# START OF RECORDS

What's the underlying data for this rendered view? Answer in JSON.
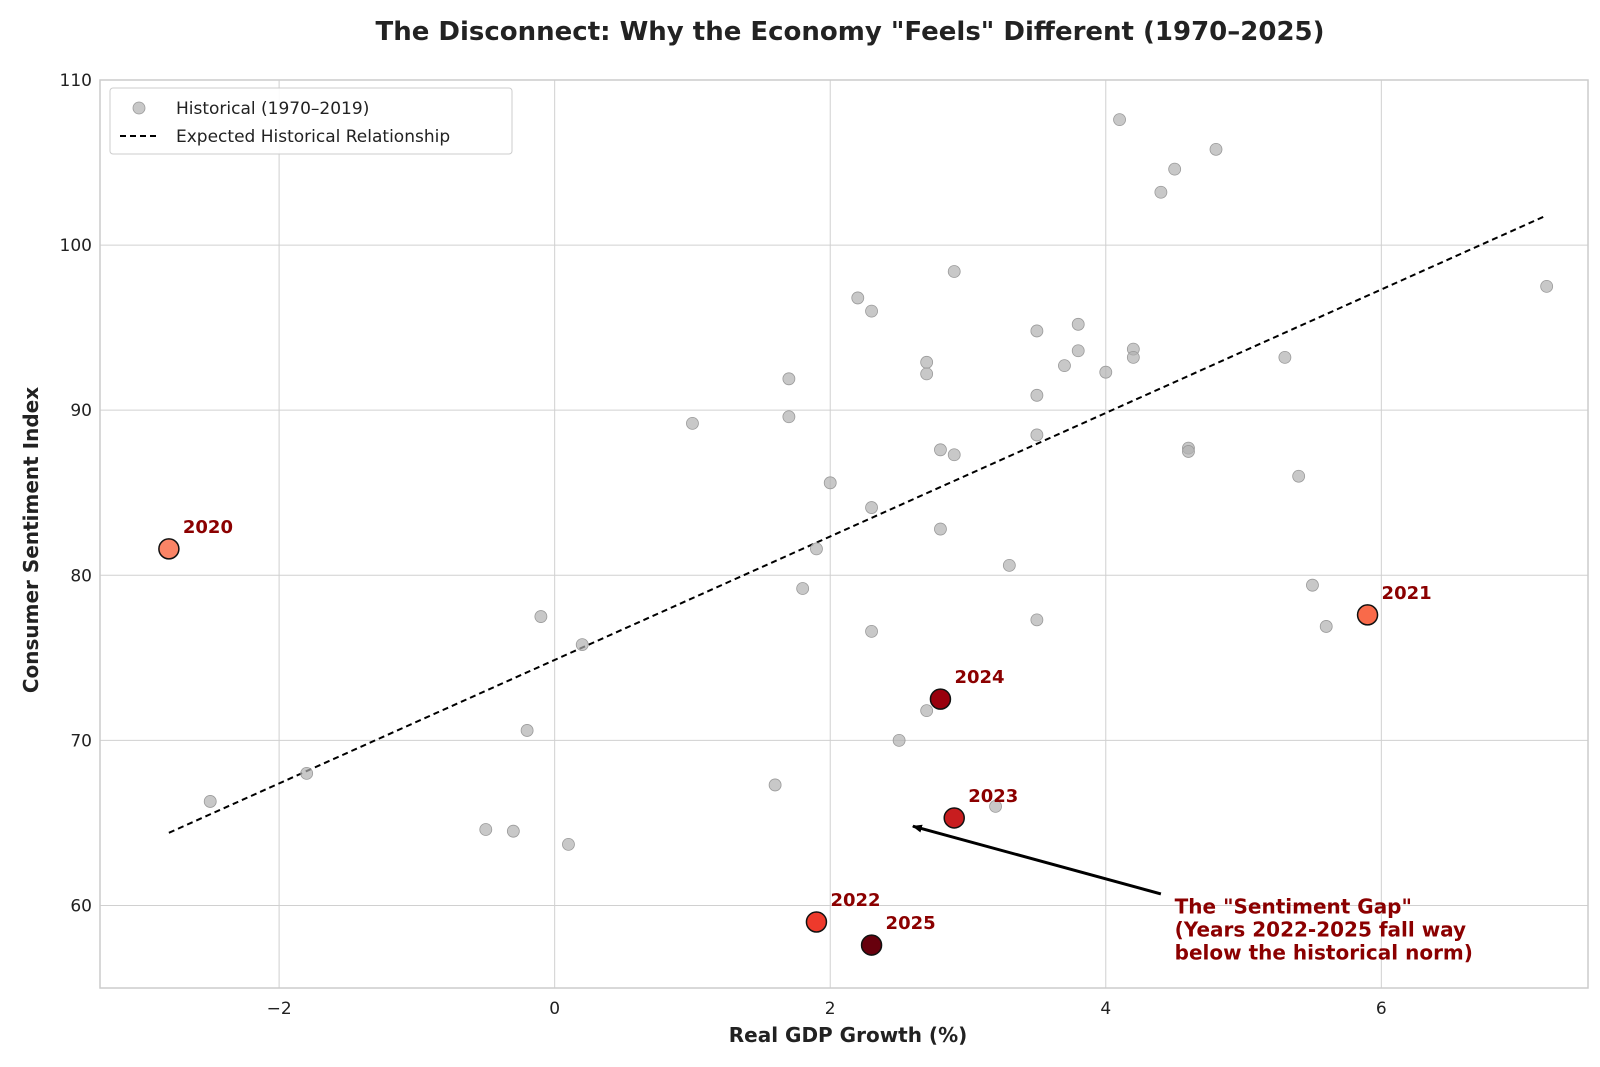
{
  "chart_data": {
    "type": "scatter",
    "title": "The Disconnect: Why the Economy \"Feels\" Different (1970–2025)",
    "xlabel": "Real GDP Growth (%)",
    "ylabel": "Consumer Sentiment Index",
    "xlim": [
      -3.3,
      7.5
    ],
    "ylim": [
      55,
      110
    ],
    "xticks": [
      -2,
      0,
      2,
      4,
      6
    ],
    "xtick_labels": [
      "−2",
      "0",
      "2",
      "4",
      "6"
    ],
    "yticks": [
      60,
      70,
      80,
      90,
      100,
      110
    ],
    "ytick_labels": [
      "60",
      "70",
      "80",
      "90",
      "100",
      "110"
    ],
    "grid": true,
    "legend": {
      "placement": "top-left",
      "entries": [
        {
          "label": "Historical (1970–2019)",
          "kind": "marker",
          "color": "#b0b0b0"
        },
        {
          "label": "Expected Historical Relationship",
          "kind": "dashed-line",
          "color": "#000000"
        }
      ]
    },
    "series": [
      {
        "name": "Historical (1970–2019)",
        "color": "#b0b0b0",
        "points": [
          {
            "x": -2.5,
            "y": 66.3
          },
          {
            "x": -1.8,
            "y": 68.0
          },
          {
            "x": -0.5,
            "y": 64.6
          },
          {
            "x": -0.3,
            "y": 64.5
          },
          {
            "x": -0.2,
            "y": 70.6
          },
          {
            "x": -0.1,
            "y": 77.5
          },
          {
            "x": 0.1,
            "y": 63.7
          },
          {
            "x": 0.2,
            "y": 75.8
          },
          {
            "x": 1.0,
            "y": 89.2
          },
          {
            "x": 1.6,
            "y": 67.3
          },
          {
            "x": 1.7,
            "y": 91.9
          },
          {
            "x": 1.7,
            "y": 89.6
          },
          {
            "x": 1.8,
            "y": 79.2
          },
          {
            "x": 1.9,
            "y": 81.6
          },
          {
            "x": 2.0,
            "y": 85.6
          },
          {
            "x": 2.2,
            "y": 96.8
          },
          {
            "x": 2.3,
            "y": 96.0
          },
          {
            "x": 2.3,
            "y": 84.1
          },
          {
            "x": 2.3,
            "y": 76.6
          },
          {
            "x": 2.5,
            "y": 70.0
          },
          {
            "x": 2.7,
            "y": 92.9
          },
          {
            "x": 2.7,
            "y": 92.2
          },
          {
            "x": 2.7,
            "y": 71.8
          },
          {
            "x": 2.8,
            "y": 87.6
          },
          {
            "x": 2.8,
            "y": 82.8
          },
          {
            "x": 2.9,
            "y": 98.4
          },
          {
            "x": 2.9,
            "y": 87.3
          },
          {
            "x": 3.2,
            "y": 66.0
          },
          {
            "x": 3.3,
            "y": 80.6
          },
          {
            "x": 3.5,
            "y": 94.8
          },
          {
            "x": 3.5,
            "y": 90.9
          },
          {
            "x": 3.5,
            "y": 88.5
          },
          {
            "x": 3.5,
            "y": 77.3
          },
          {
            "x": 3.7,
            "y": 92.7
          },
          {
            "x": 3.8,
            "y": 95.2
          },
          {
            "x": 3.8,
            "y": 93.6
          },
          {
            "x": 4.0,
            "y": 92.3
          },
          {
            "x": 4.1,
            "y": 107.6
          },
          {
            "x": 4.2,
            "y": 93.7
          },
          {
            "x": 4.2,
            "y": 93.2
          },
          {
            "x": 4.4,
            "y": 103.2
          },
          {
            "x": 4.5,
            "y": 104.6
          },
          {
            "x": 4.6,
            "y": 87.7
          },
          {
            "x": 4.6,
            "y": 87.5
          },
          {
            "x": 4.8,
            "y": 105.8
          },
          {
            "x": 5.3,
            "y": 93.2
          },
          {
            "x": 5.4,
            "y": 86.0
          },
          {
            "x": 5.5,
            "y": 79.4
          },
          {
            "x": 5.6,
            "y": 76.9
          },
          {
            "x": 7.2,
            "y": 97.5
          }
        ]
      },
      {
        "name": "",
        "points": [
          {
            "label": "2020",
            "x": -2.8,
            "y": 81.6,
            "color": "#fa8466"
          },
          {
            "label": "2021",
            "x": 5.9,
            "y": 77.6,
            "color": "#f96a4a"
          },
          {
            "label": "2022",
            "x": 1.9,
            "y": 59.0,
            "color": "#ee3a2c"
          },
          {
            "label": "2023",
            "x": 2.9,
            "y": 65.3,
            "color": "#c81d1f"
          },
          {
            "label": "2024",
            "x": 2.8,
            "y": 72.5,
            "color": "#99000d"
          },
          {
            "label": "2025",
            "x": 2.3,
            "y": 57.6,
            "color": "#67000d"
          }
        ]
      }
    ],
    "trendline": {
      "name": "Expected Historical Relationship",
      "style": "dashed",
      "color": "#000000",
      "x": [
        -2.8,
        7.2
      ],
      "y": [
        64.4,
        101.8
      ]
    },
    "annotation": {
      "lines": [
        "The \"Sentiment Gap\"",
        "(Years 2022-2025 fall way",
        "below the historical norm)"
      ],
      "color": "#8b0000",
      "text_anchor": {
        "x": 4.5,
        "y": 59.5
      },
      "arrow_from": {
        "x": 4.4,
        "y": 60.7
      },
      "arrow_to": {
        "x": 2.6,
        "y": 64.8
      }
    }
  }
}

# END OF RECORDS

• [WHAT THE TASK REQUIRES] Search the records for the word "color", then list every line that has it.

• [TASK RESPONSE]
          "color": "#b0b0b0"
          "color": "#000000"
        "color": "#b0b0b0",
            "color": "#fa8466"
            "color": "#f96a4a"
            "color": "#ee3a2c"
            "color": "#c81d1f"
            "color": "#99000d"
            "color": "#67000d"
      "color": "#000000",
      "color": "#8b0000",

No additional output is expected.